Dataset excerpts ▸
==*==
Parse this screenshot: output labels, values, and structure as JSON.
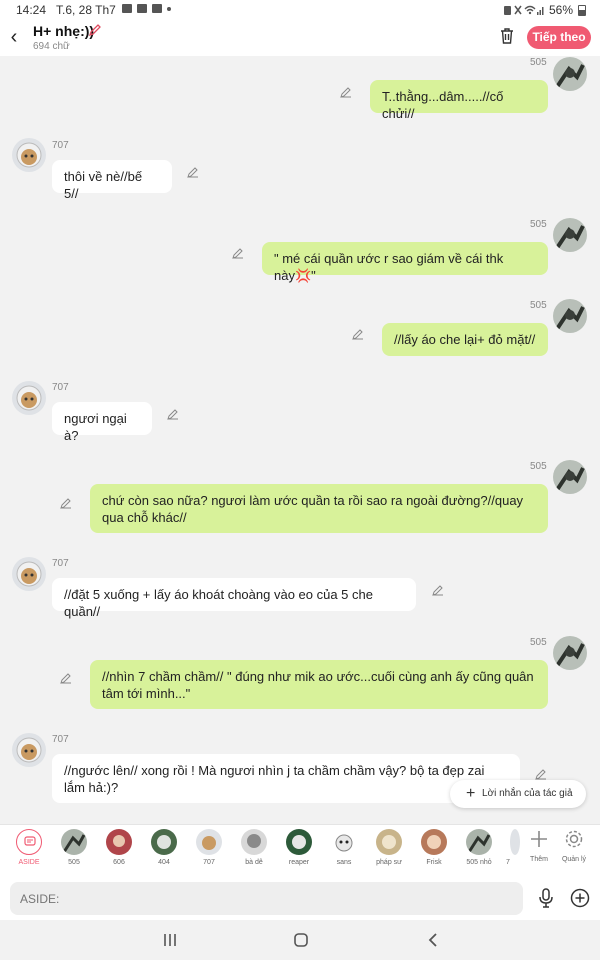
{
  "status": {
    "time": "14:24",
    "date": "T.6, 28 Th7",
    "battery": "56%"
  },
  "header": {
    "title": "H+ nhẹ:))",
    "subtitle": "694 chữ",
    "next_label": "Tiếp theo"
  },
  "messages": [
    {
      "side": "right",
      "name": "505",
      "text": "T..thằng...dâm.....//cố chửi//"
    },
    {
      "side": "left",
      "name": "707",
      "text": "thôi về nè//bế 5//"
    },
    {
      "side": "right",
      "name": "505",
      "text": "\" mé cái quần ước r sao giám về cái thk này💢\""
    },
    {
      "side": "right",
      "name": "505",
      "text": "//lấy áo che lại+ đỏ mặt//"
    },
    {
      "side": "left",
      "name": "707",
      "text": "ngươi ngại à?"
    },
    {
      "side": "right",
      "name": "505",
      "text": "chứ còn sao nữa? ngươi làm ước quần ta rồi sao ra ngoài đường?//quay qua chỗ khác//"
    },
    {
      "side": "left",
      "name": "707",
      "text": "//đặt 5 xuống + lấy áo khoát choàng vào eo của 5 che quần//"
    },
    {
      "side": "right",
      "name": "505",
      "text": "//nhìn 7 chầm chầm// \" đúng như mik ao ước...cuối cùng anh ấy cũng quân tâm tới mình...\""
    },
    {
      "side": "left",
      "name": "707",
      "text": "//ngước lên// xong rồi ! Mà ngươi nhìn j ta chầm chầm vậy? bộ ta đẹp zai lắm hả:)?"
    }
  ],
  "author_note_label": "Lời nhắn của tác giả",
  "characters": [
    {
      "label": "ASIDE",
      "active": true
    },
    {
      "label": "505"
    },
    {
      "label": "606"
    },
    {
      "label": "404"
    },
    {
      "label": "707"
    },
    {
      "label": "bà dê"
    },
    {
      "label": "reaper"
    },
    {
      "label": "sans"
    },
    {
      "label": "pháp sư"
    },
    {
      "label": "Frisk"
    },
    {
      "label": "505 nhỏ"
    },
    {
      "label": "7"
    }
  ],
  "add_label": "Thêm",
  "manage_label": "Quản lý",
  "input": {
    "placeholder": "ASIDE:"
  },
  "colors": {
    "accent": "#f05a72",
    "bubble_right": "#d8f29a",
    "bubble_left": "#ffffff",
    "background": "#f2f2f2"
  },
  "icons": [
    "back-icon",
    "edit-icon",
    "trash-icon",
    "plus-icon",
    "gear-icon",
    "mic-icon",
    "add-circle-icon",
    "recents-icon",
    "home-icon",
    "back-nav-icon"
  ]
}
==*==
PROBLEM DESCRIPTION ▸ Repeat the listing verbatim. Skip the pictures.

TASK RESPONSE ▸
Parse this screenshot: output labels, values, and structure as JSON.
{
  "status": {
    "time": "14:24",
    "date": "T.6, 28 Th7",
    "battery": "56%"
  },
  "header": {
    "title": "H+ nhẹ:))",
    "subtitle": "694 chữ",
    "next_label": "Tiếp theo"
  },
  "messages": [
    {
      "side": "right",
      "name": "505",
      "text": "T..thằng...dâm.....//cố chửi//"
    },
    {
      "side": "left",
      "name": "707",
      "text": "thôi về nè//bế 5//"
    },
    {
      "side": "right",
      "name": "505",
      "text": "\" mé cái quần ước r sao giám về cái thk này💢\""
    },
    {
      "side": "right",
      "name": "505",
      "text": "//lấy áo che lại+ đỏ mặt//"
    },
    {
      "side": "left",
      "name": "707",
      "text": "ngươi ngại à?"
    },
    {
      "side": "right",
      "name": "505",
      "text": "chứ còn sao nữa? ngươi làm ước quần ta rồi sao ra ngoài đường?//quay qua chỗ khác//"
    },
    {
      "side": "left",
      "name": "707",
      "text": "//đặt 5 xuống + lấy áo khoát choàng vào eo của 5 che quần//"
    },
    {
      "side": "right",
      "name": "505",
      "text": "//nhìn 7 chầm chầm// \" đúng như mik ao ước...cuối cùng anh ấy cũng quân tâm tới mình...\""
    },
    {
      "side": "left",
      "name": "707",
      "text": "//ngước lên// xong rồi ! Mà ngươi nhìn j ta chầm chầm vậy? bộ ta đẹp zai lắm hả:)?"
    }
  ],
  "author_note_label": "Lời nhắn của tác giả",
  "characters": [
    {
      "label": "ASIDE",
      "active": true
    },
    {
      "label": "505"
    },
    {
      "label": "606"
    },
    {
      "label": "404"
    },
    {
      "label": "707"
    },
    {
      "label": "bà dê"
    },
    {
      "label": "reaper"
    },
    {
      "label": "sans"
    },
    {
      "label": "pháp sư"
    },
    {
      "label": "Frisk"
    },
    {
      "label": "505 nhỏ"
    },
    {
      "label": "7"
    }
  ],
  "add_label": "Thêm",
  "manage_label": "Quản lý",
  "input": {
    "placeholder": "ASIDE:"
  },
  "colors": {
    "accent": "#f05a72",
    "bubble_right": "#d8f29a",
    "bubble_left": "#ffffff",
    "background": "#f2f2f2"
  },
  "icons": [
    "back-icon",
    "edit-icon",
    "trash-icon",
    "plus-icon",
    "gear-icon",
    "mic-icon",
    "add-circle-icon",
    "recents-icon",
    "home-icon",
    "back-nav-icon"
  ]
}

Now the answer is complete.